▸ TASK REQUIREMENTS
Print all of the lines exactly. Any picture among them stays out.

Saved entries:

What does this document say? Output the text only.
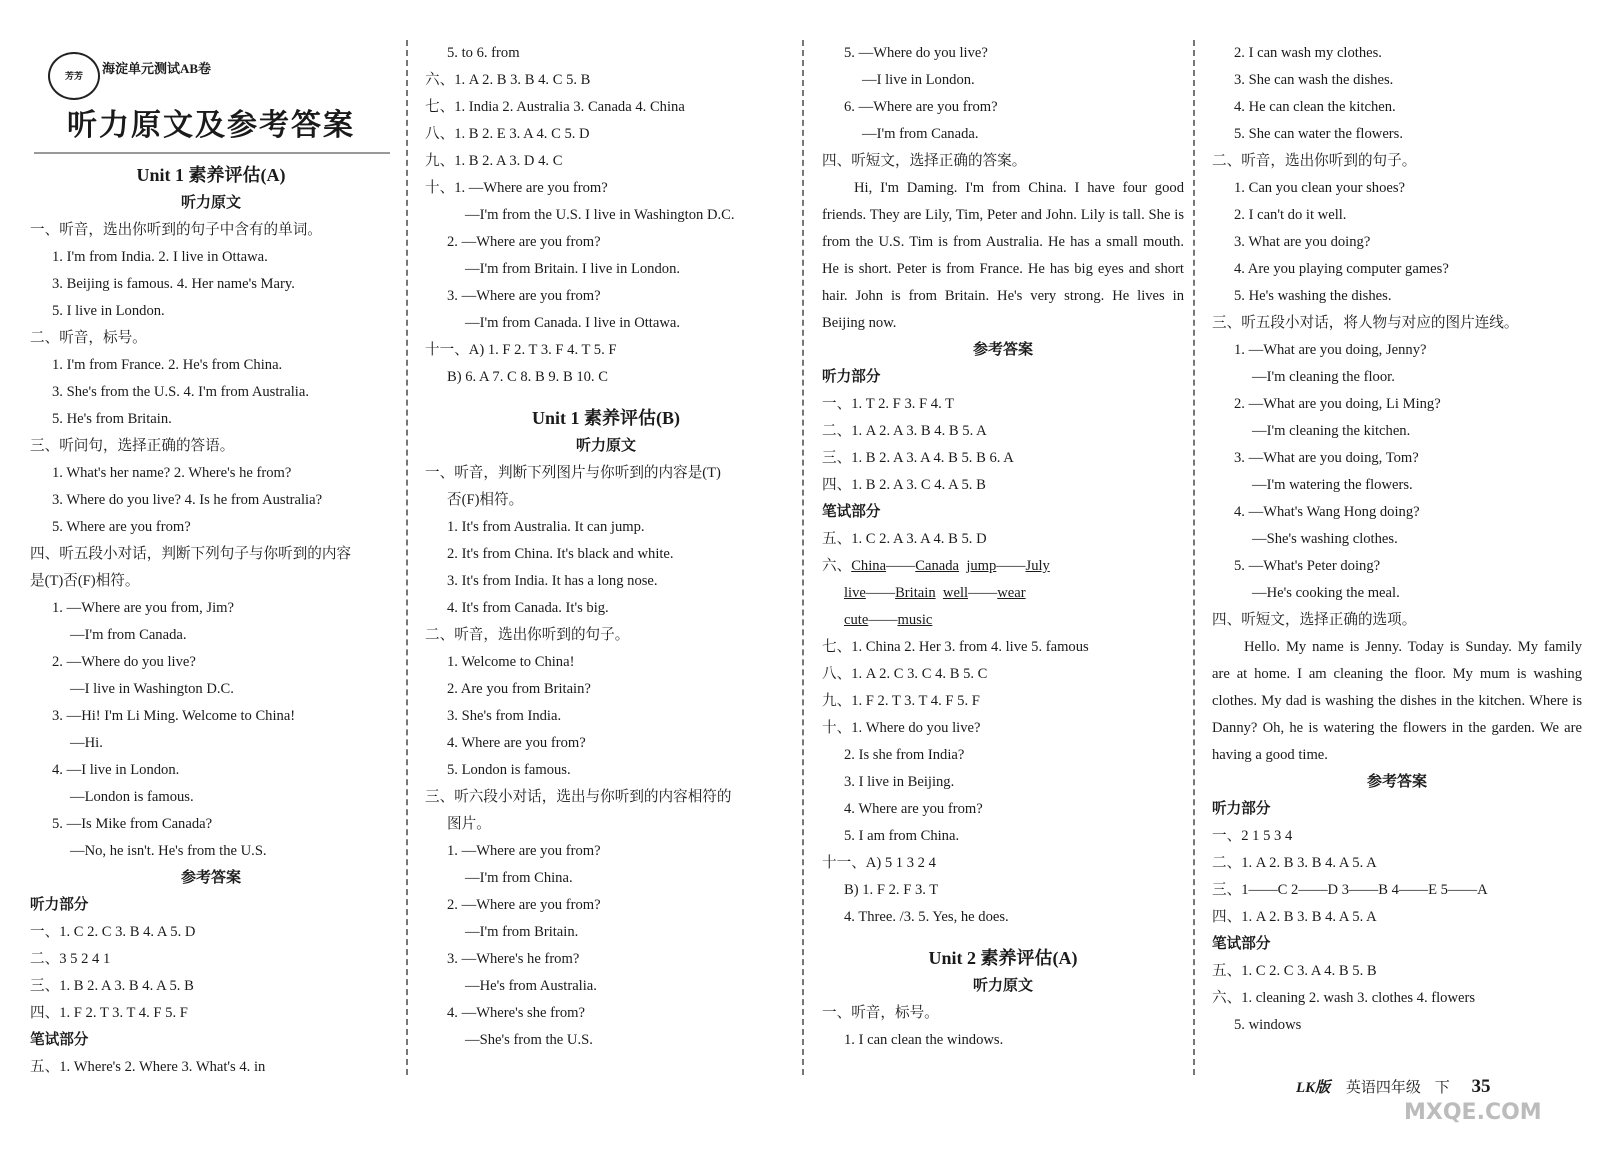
芳芳	海淀单元测试AB卷
听力原文及参考答案
Unit 1 素养评估(A)
听力原文
一、听音，选出你听到的句子中含有的单词。
1. I'm from India. 2. I live in Ottawa.
3. Beijing is famous. 4. Her name's Mary.
5. I live in London.
二、听音，标号。
1. I'm from France. 2. He's from China.
3. She's from the U.S. 4. I'm from Australia.
5. He's from Britain.
三、听问句，选择正确的答语。
1. What's her name? 2. Where's he from?
3. Where do you live? 4. Is he from Australia?
5. Where are you from?
四、听五段小对话，判断下列句子与你听到的内容
是(T)否(F)相符。
1. —Where are you from, Jim?
—I'm from Canada.
2. —Where do you live?
—I live in Washington D.C.
3. —Hi! I'm Li Ming. Welcome to China!
—Hi.
4. —I live in London.
—London is famous.
5. —Is Mike from Canada?
—No, he isn't. He's from the U.S.
参考答案
听力部分
一、1. C 2. C 3. B 4. A 5. D
二、3 5 2 4 1
三、1. B 2. A 3. B 4. A 5. B
四、1. F 2. T 3. T 4. F 5. F
笔试部分
五、1. Where's 2. Where 3. What's 4. in
5. to 6. from
六、1. A 2. B 3. B 4. C 5. B
七、1. India 2. Australia 3. Canada 4. China
八、1. B 2. E 3. A 4. C 5. D
九、1. B 2. A 3. D 4. C
十、1. —Where are you from?
—I'm from the U.S. I live in Washington D.C.
2. —Where are you from?
—I'm from Britain. I live in London.
3. —Where are you from?
—I'm from Canada. I live in Ottawa.
十一、A) 1. F 2. T 3. F 4. T 5. F
B) 6. A 7. C 8. B 9. B 10. C
Unit 1 素养评估(B)
听力原文
一、听音，判断下列图片与你听到的内容是(T)
否(F)相符。
1. It's from Australia. It can jump.
2. It's from China. It's black and white.
3. It's from India. It has a long nose.
4. It's from Canada. It's big.
二、听音，选出你听到的句子。
1. Welcome to China!
2. Are you from Britain?
3. She's from India.
4. Where are you from?
5. London is famous.
三、听六段小对话，选出与你听到的内容相符的
图片。
1. —Where are you from?
—I'm from China.
2. —Where are you from?
—I'm from Britain.
3. —Where's he from?
—He's from Australia.
4. —Where's she from?
—She's from the U.S.
5. —Where do you live?
—I live in London.
6. —Where are you from?
—I'm from Canada.
四、听短文，选择正确的答案。
Hi, I'm Daming. I'm from China. I have four good friends. They are Lily, Tim, Peter and John. Lily is tall. She is from the U.S. Tim is from Australia. He has a small mouth. He is short. Peter is from France. He has big eyes and short hair. John is from Britain. He's very strong. He lives in Beijing now.
参考答案
听力部分
一、1. T 2. F 3. F 4. T
二、1. A 2. A 3. B 4. B 5. A
三、1. B 2. A 3. A 4. B 5. B 6. A
四、1. B 2. A 3. C 4. A 5. B
笔试部分
五、1. C 2. A 3. A 4. B 5. D
六、China——Canada jump——July
live——Britain well——wear
cute——music
七、1. China 2. Her 3. from 4. live 5. famous
八、1. A 2. C 3. C 4. B 5. C
九、1. F 2. T 3. T 4. F 5. F
十、1. Where do you live?
2. Is she from India?
3. I live in Beijing.
4. Where are you from?
5. I am from China.
十一、A) 5 1 3 2 4
B) 1. F 2. F 3. T
4. Three. /3. 5. Yes, he does.
Unit 2 素养评估(A)
听力原文
一、听音，标号。
1. I can clean the windows.
2. I can wash my clothes.
3. She can wash the dishes.
4. He can clean the kitchen.
5. She can water the flowers.
二、听音，选出你听到的句子。
1. Can you clean your shoes?
2. I can't do it well.
3. What are you doing?
4. Are you playing computer games?
5. He's washing the dishes.
三、听五段小对话，将人物与对应的图片连线。
1. —What are you doing, Jenny?
—I'm cleaning the floor.
2. —What are you doing, Li Ming?
—I'm cleaning the kitchen.
3. —What are you doing, Tom?
—I'm watering the flowers.
4. —What's Wang Hong doing?
—She's washing clothes.
5. —What's Peter doing?
—He's cooking the meal.
四、听短文，选择正确的选项。
Hello. My name is Jenny. Today is Sunday. My family are at home. I am cleaning the floor. My mum is washing clothes. My dad is washing the dishes in the kitchen. Where is Danny? Oh, he is watering the flowers in the garden. We are having a good time.
参考答案
听力部分
一、2 1 5 3 4
二、1. A 2. B 3. B 4. A 5. A
三、1——C 2——D 3——B 4——E 5——A
四、1. A 2. B 3. B 4. A 5. A
笔试部分
五、1. C 2. C 3. A 4. B 5. B
六、1. cleaning 2. wash 3. clothes 4. flowers
5. windows
LK版 英语四年级 下 35
MXQE.COM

▸ WRITTEN ANSWER
What does this document say? Output the text only.
芳芳	海淀单元测试AB卷
听力原文及参考答案
Unit 1 素养评估(A)
听力原文
一、听音，选出你听到的句子中含有的单词。
1. I'm from India. 2. I live in Ottawa.
3. Beijing is famous. 4. Her name's Mary.
5. I live in London.
二、听音，标号。
1. I'm from France. 2. He's from China.
3. She's from the U.S. 4. I'm from Australia.
5. He's from Britain.
三、听问句，选择正确的答语。
1. What's her name? 2. Where's he from?
3. Where do you live? 4. Is he from Australia?
5. Where are you from?
四、听五段小对话，判断下列句子与你听到的内容
是(T)否(F)相符。
1. —Where are you from, Jim?
—I'm from Canada.
2. —Where do you live?
—I live in Washington D.C.
3. —Hi! I'm Li Ming. Welcome to China!
—Hi.
4. —I live in London.
—London is famous.
5. —Is Mike from Canada?
—No, he isn't. He's from the U.S.
参考答案
听力部分
一、1. C 2. C 3. B 4. A 5. D
二、3 5 2 4 1
三、1. B 2. A 3. B 4. A 5. B
四、1. F 2. T 3. T 4. F 5. F
笔试部分
五、1. Where's 2. Where 3. What's 4. in
5. to 6. from
六、1. A 2. B 3. B 4. C 5. B
七、1. India 2. Australia 3. Canada 4. China
八、1. B 2. E 3. A 4. C 5. D
九、1. B 2. A 3. D 4. C
十、1. —Where are you from?
—I'm from the U.S. I live in Washington D.C.
2. —Where are you from?
—I'm from Britain. I live in London.
3. —Where are you from?
—I'm from Canada. I live in Ottawa.
十一、A) 1. F 2. T 3. F 4. T 5. F
B) 6. A 7. C 8. B 9. B 10. C
Unit 1 素养评估(B)
听力原文
一、听音，判断下列图片与你听到的内容是(T)
否(F)相符。
1. It's from Australia. It can jump.
2. It's from China. It's black and white.
3. It's from India. It has a long nose.
4. It's from Canada. It's big.
二、听音，选出你听到的句子。
1. Welcome to China!
2. Are you from Britain?
3. She's from India.
4. Where are you from?
5. London is famous.
三、听六段小对话，选出与你听到的内容相符的
图片。
1. —Where are you from?
—I'm from China.
2. —Where are you from?
—I'm from Britain.
3. —Where's he from?
—He's from Australia.
4. —Where's she from?
—She's from the U.S.
5. —Where do you live?
—I live in London.
6. —Where are you from?
—I'm from Canada.
四、听短文，选择正确的答案。
Hi, I'm Daming. I'm from China. I have four good friends. They are Lily, Tim, Peter and John. Lily is tall. She is from the U.S. Tim is from Australia. He has a small mouth. He is short. Peter is from France. He has big eyes and short hair. John is from Britain. He's very strong. He lives in Beijing now.
参考答案
听力部分
一、1. T 2. F 3. F 4. T
二、1. A 2. A 3. B 4. B 5. A
三、1. B 2. A 3. A 4. B 5. B 6. A
四、1. B 2. A 3. C 4. A 5. B
笔试部分
五、1. C 2. A 3. A 4. B 5. D
六、China——Canada jump——July
live——Britain well——wear
cute——music
七、1. China 2. Her 3. from 4. live 5. famous
八、1. A 2. C 3. C 4. B 5. C
九、1. F 2. T 3. T 4. F 5. F
十、1. Where do you live?
2. Is she from India?
3. I live in Beijing.
4. Where are you from?
5. I am from China.
十一、A) 5 1 3 2 4
B) 1. F 2. F 3. T
4. Three. /3. 5. Yes, he does.
Unit 2 素养评估(A)
听力原文
一、听音，标号。
1. I can clean the windows.
2. I can wash my clothes.
3. She can wash the dishes.
4. He can clean the kitchen.
5. She can water the flowers.
二、听音，选出你听到的句子。
1. Can you clean your shoes?
2. I can't do it well.
3. What are you doing?
4. Are you playing computer games?
5. He's washing the dishes.
三、听五段小对话，将人物与对应的图片连线。
1. —What are you doing, Jenny?
—I'm cleaning the floor.
2. —What are you doing, Li Ming?
—I'm cleaning the kitchen.
3. —What are you doing, Tom?
—I'm watering the flowers.
4. —What's Wang Hong doing?
—She's washing clothes.
5. —What's Peter doing?
—He's cooking the meal.
四、听短文，选择正确的选项。
Hello. My name is Jenny. Today is Sunday. My family are at home. I am cleaning the floor. My mum is washing clothes. My dad is washing the dishes in the kitchen. Where is Danny? Oh, he is watering the flowers in the garden. We are having a good time.
参考答案
听力部分
一、2 1 5 3 4
二、1. A 2. B 3. B 4. A 5. A
三、1——C 2——D 3——B 4——E 5——A
四、1. A 2. B 3. B 4. A 5. A
笔试部分
五、1. C 2. C 3. A 4. B 5. B
六、1. cleaning 2. wash 3. clothes 4. flowers
5. windows
LK版 英语四年级 下 35
MXQE.COM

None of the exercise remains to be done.